Page element annotations
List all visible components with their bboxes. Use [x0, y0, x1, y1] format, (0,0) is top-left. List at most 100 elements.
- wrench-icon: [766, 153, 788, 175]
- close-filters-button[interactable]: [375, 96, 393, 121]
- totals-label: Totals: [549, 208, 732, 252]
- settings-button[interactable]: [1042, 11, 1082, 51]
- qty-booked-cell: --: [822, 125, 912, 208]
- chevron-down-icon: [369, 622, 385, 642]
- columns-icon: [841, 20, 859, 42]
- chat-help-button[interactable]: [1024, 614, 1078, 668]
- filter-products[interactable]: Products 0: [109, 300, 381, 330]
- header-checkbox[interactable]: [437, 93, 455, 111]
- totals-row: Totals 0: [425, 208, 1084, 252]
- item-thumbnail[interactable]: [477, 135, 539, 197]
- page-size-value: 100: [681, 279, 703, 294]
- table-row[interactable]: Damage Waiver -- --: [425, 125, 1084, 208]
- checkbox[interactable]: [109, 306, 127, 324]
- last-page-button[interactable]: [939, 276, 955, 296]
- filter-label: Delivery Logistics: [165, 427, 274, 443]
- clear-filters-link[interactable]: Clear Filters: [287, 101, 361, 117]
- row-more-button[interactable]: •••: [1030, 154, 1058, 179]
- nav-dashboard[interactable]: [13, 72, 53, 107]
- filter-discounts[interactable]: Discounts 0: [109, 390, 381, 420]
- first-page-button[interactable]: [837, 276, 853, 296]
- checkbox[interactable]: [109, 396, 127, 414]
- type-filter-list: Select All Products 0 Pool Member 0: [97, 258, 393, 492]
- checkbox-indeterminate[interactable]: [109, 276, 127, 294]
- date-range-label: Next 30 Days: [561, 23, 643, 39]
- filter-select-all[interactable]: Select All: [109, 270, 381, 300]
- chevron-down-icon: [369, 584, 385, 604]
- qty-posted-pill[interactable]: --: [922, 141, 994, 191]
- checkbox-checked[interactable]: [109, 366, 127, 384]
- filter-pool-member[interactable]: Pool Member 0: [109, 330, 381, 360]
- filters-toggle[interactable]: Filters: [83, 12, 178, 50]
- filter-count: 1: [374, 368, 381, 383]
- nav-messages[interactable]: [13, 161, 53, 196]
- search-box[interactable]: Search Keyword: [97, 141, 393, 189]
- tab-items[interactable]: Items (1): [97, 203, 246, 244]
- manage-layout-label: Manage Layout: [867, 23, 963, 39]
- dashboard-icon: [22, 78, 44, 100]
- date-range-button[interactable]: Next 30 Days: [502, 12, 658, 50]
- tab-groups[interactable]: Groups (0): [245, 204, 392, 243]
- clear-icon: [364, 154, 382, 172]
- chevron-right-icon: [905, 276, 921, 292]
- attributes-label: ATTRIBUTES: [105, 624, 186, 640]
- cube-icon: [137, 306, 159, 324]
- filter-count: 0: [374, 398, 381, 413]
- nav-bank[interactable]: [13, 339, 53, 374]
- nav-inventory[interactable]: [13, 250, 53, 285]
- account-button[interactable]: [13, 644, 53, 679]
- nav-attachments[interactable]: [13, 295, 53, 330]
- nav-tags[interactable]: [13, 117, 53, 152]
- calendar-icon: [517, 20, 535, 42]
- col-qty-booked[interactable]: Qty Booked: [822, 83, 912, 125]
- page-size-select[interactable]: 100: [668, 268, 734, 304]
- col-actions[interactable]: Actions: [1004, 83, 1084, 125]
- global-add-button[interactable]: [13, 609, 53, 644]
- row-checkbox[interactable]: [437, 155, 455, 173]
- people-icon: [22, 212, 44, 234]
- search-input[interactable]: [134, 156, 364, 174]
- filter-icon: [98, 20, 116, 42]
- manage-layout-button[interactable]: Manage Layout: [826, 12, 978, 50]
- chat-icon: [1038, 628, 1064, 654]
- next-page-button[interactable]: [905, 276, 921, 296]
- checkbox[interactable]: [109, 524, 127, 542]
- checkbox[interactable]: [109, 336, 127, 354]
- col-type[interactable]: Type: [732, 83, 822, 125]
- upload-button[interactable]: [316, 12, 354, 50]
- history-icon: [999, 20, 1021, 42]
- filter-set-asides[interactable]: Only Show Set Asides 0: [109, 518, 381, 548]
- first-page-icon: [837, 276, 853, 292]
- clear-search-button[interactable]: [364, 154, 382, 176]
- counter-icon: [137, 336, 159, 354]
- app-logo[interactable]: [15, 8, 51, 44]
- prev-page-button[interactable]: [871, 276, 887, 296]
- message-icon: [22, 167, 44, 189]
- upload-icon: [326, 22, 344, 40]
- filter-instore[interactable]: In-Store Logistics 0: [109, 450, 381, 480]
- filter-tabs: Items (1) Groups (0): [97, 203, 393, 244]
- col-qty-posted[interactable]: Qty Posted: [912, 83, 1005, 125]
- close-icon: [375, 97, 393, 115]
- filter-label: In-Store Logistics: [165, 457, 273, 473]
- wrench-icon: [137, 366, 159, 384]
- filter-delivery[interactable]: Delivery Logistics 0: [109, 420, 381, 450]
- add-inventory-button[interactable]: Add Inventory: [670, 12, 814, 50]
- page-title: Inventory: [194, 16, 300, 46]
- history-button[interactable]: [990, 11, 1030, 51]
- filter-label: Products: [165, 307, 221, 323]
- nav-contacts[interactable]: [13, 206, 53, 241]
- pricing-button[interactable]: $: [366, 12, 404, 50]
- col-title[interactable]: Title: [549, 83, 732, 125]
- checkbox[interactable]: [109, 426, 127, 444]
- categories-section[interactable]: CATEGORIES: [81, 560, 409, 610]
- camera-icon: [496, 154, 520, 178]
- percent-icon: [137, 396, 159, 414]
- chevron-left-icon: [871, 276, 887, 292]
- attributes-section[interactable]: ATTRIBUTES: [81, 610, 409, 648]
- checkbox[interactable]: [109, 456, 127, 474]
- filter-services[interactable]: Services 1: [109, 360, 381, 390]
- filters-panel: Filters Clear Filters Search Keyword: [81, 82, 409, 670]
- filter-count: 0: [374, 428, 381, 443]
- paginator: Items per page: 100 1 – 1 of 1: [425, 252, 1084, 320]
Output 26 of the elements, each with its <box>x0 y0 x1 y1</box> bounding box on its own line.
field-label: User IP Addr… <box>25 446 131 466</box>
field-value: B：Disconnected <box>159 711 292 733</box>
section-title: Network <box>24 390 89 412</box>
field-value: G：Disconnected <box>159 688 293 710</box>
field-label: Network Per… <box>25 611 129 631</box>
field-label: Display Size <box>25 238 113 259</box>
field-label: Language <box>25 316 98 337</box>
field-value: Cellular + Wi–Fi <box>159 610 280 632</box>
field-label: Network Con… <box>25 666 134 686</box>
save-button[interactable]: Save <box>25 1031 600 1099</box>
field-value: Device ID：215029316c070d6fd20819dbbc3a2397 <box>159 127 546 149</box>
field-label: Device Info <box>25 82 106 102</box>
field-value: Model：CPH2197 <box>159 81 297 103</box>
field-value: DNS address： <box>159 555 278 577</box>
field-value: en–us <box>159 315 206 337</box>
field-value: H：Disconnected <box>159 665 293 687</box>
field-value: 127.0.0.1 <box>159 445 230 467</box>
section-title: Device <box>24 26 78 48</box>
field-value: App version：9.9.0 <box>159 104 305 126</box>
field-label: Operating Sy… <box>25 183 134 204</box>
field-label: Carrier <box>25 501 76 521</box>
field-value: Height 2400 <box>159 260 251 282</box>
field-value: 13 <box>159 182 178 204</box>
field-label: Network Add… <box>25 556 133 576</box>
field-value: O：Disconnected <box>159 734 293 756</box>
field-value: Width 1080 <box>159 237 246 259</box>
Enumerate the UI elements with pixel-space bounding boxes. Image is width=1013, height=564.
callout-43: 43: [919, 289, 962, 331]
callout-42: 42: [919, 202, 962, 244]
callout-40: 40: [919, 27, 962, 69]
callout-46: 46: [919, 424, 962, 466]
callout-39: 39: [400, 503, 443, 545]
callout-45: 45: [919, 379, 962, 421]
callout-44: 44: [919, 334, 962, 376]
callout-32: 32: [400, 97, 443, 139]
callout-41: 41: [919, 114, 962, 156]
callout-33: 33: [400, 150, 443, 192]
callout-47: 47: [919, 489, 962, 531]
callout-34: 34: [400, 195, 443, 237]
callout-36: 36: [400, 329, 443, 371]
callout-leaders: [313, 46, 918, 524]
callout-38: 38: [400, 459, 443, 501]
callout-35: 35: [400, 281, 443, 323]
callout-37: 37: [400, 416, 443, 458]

- [Problem statement]: Output the lines from the start of the material through the line containing "- row-more-button[interactable]: •••: [1030, 154, 1058, 179]", inclusive, as a Markdown table with the columns Row and Line, omitting any blank lines.

- [Written solution]:
| Row | Line |
|---|---|
| 1 | List all visible components with their bboxes. Use [x0, y0, x1, y1] format, (0,0) is top-left. List at most 100 elements. |
| 2 | - wrench-icon: [766, 153, 788, 175] |
| 3 | - close-filters-button[interactable]: [375, 96, 393, 121] |
| 4 | - totals-label: Totals: [549, 208, 732, 252] |
| 5 | - settings-button[interactable]: [1042, 11, 1082, 51] |
| 6 | - qty-booked-cell: --: [822, 125, 912, 208] |
| 7 | - chevron-down-icon: [369, 622, 385, 642] |
| 8 | - columns-icon: [841, 20, 859, 42] |
| 9 | - chat-help-button[interactable]: [1024, 614, 1078, 668] |
| 10 | - filter-products[interactable]: Products 0: [109, 300, 381, 330] |
| 11 | - header-checkbox[interactable]: [437, 93, 455, 111] |
| 12 | - totals-row: Totals 0: [425, 208, 1084, 252] |
| 13 | - item-thumbnail[interactable]: [477, 135, 539, 197] |
| 14 | - page-size-value: 100: [681, 279, 703, 294] |
| 15 | - table-row[interactable]: Damage Waiver -- --: [425, 125, 1084, 208] |
| 16 | - checkbox[interactable]: [109, 306, 127, 324] |
| 17 | - last-page-button[interactable]: [939, 276, 955, 296] |
| 18 | - filter-label: Delivery Logistics: [165, 427, 274, 443] |
| 19 | - clear-filters-link[interactable]: Clear Filters: [287, 101, 361, 117] |
| 20 | - row-more-button[interactable]: •••: [1030, 154, 1058, 179] |